Task to carry out >>
Your task is to repeat the entries word for word while leaving out the pictures.

[Stored data entries]
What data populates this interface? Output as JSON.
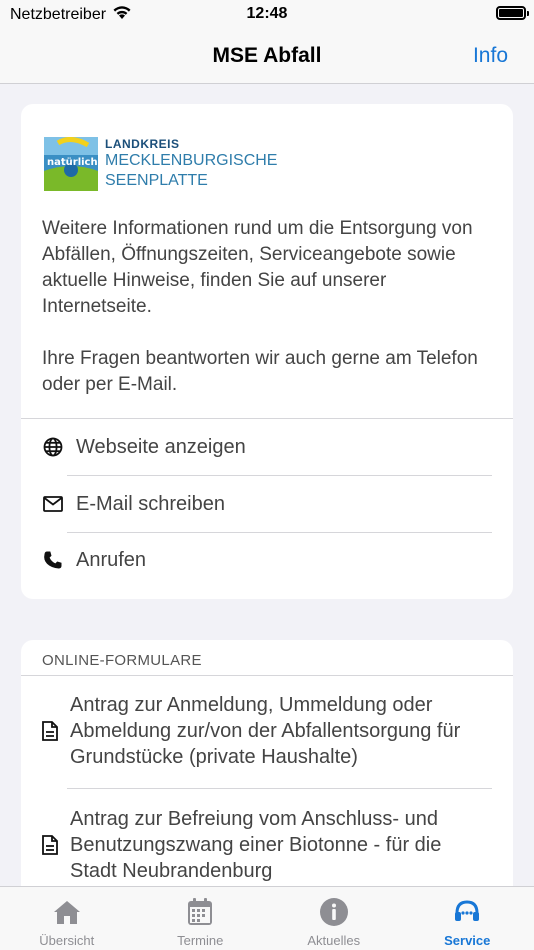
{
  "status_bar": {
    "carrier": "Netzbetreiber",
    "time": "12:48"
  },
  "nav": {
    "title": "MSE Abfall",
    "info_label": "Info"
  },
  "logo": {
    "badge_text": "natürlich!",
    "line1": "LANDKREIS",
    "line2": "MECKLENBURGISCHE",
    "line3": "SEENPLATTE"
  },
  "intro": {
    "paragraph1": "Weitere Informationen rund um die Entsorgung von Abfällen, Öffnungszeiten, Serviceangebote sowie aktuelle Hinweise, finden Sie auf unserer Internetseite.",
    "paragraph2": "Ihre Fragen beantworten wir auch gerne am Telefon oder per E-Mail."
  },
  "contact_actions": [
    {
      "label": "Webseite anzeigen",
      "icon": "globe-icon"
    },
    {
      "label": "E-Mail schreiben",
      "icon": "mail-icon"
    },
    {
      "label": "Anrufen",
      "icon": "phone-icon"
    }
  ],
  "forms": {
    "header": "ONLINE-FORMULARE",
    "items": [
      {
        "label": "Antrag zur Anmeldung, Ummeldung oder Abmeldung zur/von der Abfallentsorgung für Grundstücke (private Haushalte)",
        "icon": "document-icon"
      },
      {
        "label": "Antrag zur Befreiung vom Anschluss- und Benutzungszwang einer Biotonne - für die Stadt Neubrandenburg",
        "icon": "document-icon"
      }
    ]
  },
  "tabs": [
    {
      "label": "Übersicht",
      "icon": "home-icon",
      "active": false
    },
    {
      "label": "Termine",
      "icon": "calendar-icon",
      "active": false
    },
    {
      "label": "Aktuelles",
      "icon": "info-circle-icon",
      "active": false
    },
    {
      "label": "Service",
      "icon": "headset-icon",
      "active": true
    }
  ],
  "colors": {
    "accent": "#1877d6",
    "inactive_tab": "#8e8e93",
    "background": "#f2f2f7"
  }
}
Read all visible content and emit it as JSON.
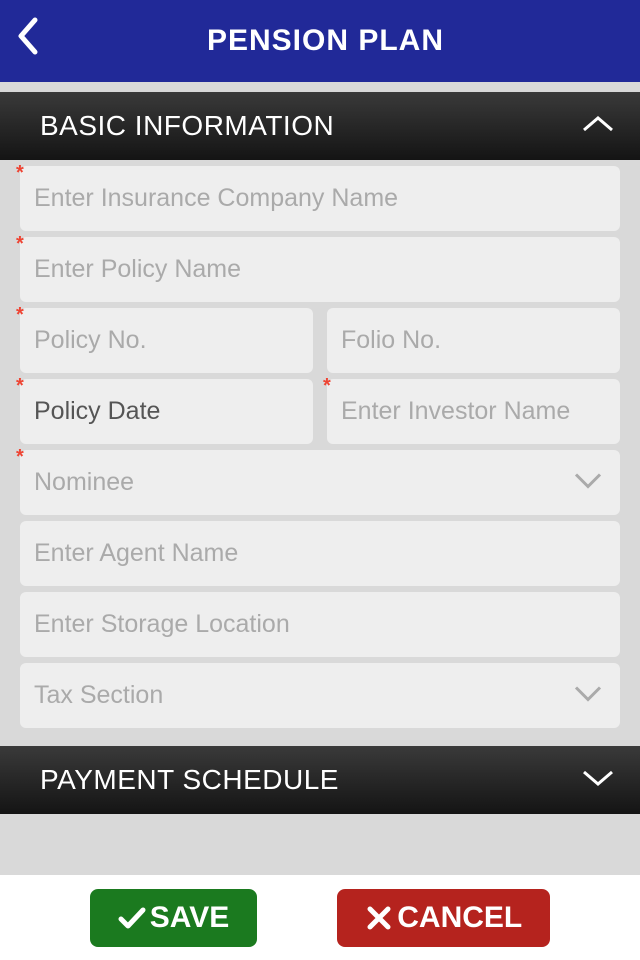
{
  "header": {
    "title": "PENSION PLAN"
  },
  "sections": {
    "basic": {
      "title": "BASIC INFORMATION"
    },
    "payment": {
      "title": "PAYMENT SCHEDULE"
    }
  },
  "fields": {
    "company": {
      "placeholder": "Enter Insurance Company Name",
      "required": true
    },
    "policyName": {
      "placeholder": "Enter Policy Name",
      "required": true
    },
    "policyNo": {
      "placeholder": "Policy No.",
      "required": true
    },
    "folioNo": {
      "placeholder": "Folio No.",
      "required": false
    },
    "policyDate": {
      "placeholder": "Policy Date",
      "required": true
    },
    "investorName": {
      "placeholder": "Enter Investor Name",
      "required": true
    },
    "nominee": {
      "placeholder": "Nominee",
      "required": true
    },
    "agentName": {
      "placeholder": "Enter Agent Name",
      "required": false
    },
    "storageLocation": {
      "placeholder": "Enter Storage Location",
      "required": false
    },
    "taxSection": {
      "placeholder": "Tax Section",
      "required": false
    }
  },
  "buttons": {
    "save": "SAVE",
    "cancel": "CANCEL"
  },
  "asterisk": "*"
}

Answer in full >>
What data populates this interface? Output as JSON.
{
  "status_bar": {
    "carrier": "Netzbetreiber",
    "time": "12:48"
  },
  "nav": {
    "title": "MSE Abfall",
    "info_label": "Info"
  },
  "logo": {
    "badge_text": "natürlich!",
    "line1": "LANDKREIS",
    "line2": "MECKLENBURGISCHE",
    "line3": "SEENPLATTE"
  },
  "intro": {
    "paragraph1": "Weitere Informationen rund um die Entsorgung von Abfällen, Öffnungszeiten, Serviceangebote sowie aktuelle Hinweise, finden Sie auf unserer Internetseite.",
    "paragraph2": "Ihre Fragen beantworten wir auch gerne am Telefon oder per E-Mail."
  },
  "contact_actions": [
    {
      "label": "Webseite anzeigen",
      "icon": "globe-icon"
    },
    {
      "label": "E-Mail schreiben",
      "icon": "mail-icon"
    },
    {
      "label": "Anrufen",
      "icon": "phone-icon"
    }
  ],
  "forms": {
    "header": "ONLINE-FORMULARE",
    "items": [
      {
        "label": "Antrag zur Anmeldung, Ummeldung oder Abmeldung zur/von der Abfallentsorgung für Grundstücke (private Haushalte)",
        "icon": "document-icon"
      },
      {
        "label": "Antrag zur Befreiung vom Anschluss- und Benutzungszwang einer Biotonne - für die Stadt Neubrandenburg",
        "icon": "document-icon"
      }
    ]
  },
  "tabs": [
    {
      "label": "Übersicht",
      "icon": "home-icon",
      "active": false
    },
    {
      "label": "Termine",
      "icon": "calendar-icon",
      "active": false
    },
    {
      "label": "Aktuelles",
      "icon": "info-circle-icon",
      "active": false
    },
    {
      "label": "Service",
      "icon": "headset-icon",
      "active": true
    }
  ],
  "colors": {
    "accent": "#1877d6",
    "inactive_tab": "#8e8e93",
    "background": "#f2f2f7"
  }
}
Read all visible content and emit it as JSON.
{
  "header": {
    "title": "PENSION PLAN"
  },
  "sections": {
    "basic": {
      "title": "BASIC INFORMATION"
    },
    "payment": {
      "title": "PAYMENT SCHEDULE"
    }
  },
  "fields": {
    "company": {
      "placeholder": "Enter Insurance Company Name",
      "required": true
    },
    "policyName": {
      "placeholder": "Enter Policy Name",
      "required": true
    },
    "policyNo": {
      "placeholder": "Policy No.",
      "required": true
    },
    "folioNo": {
      "placeholder": "Folio No.",
      "required": false
    },
    "policyDate": {
      "placeholder": "Policy Date",
      "required": true
    },
    "investorName": {
      "placeholder": "Enter Investor Name",
      "required": true
    },
    "nominee": {
      "placeholder": "Nominee",
      "required": true
    },
    "agentName": {
      "placeholder": "Enter Agent Name",
      "required": false
    },
    "storageLocation": {
      "placeholder": "Enter Storage Location",
      "required": false
    },
    "taxSection": {
      "placeholder": "Tax Section",
      "required": false
    }
  },
  "buttons": {
    "save": "SAVE",
    "cancel": "CANCEL"
  },
  "asterisk": "*"
}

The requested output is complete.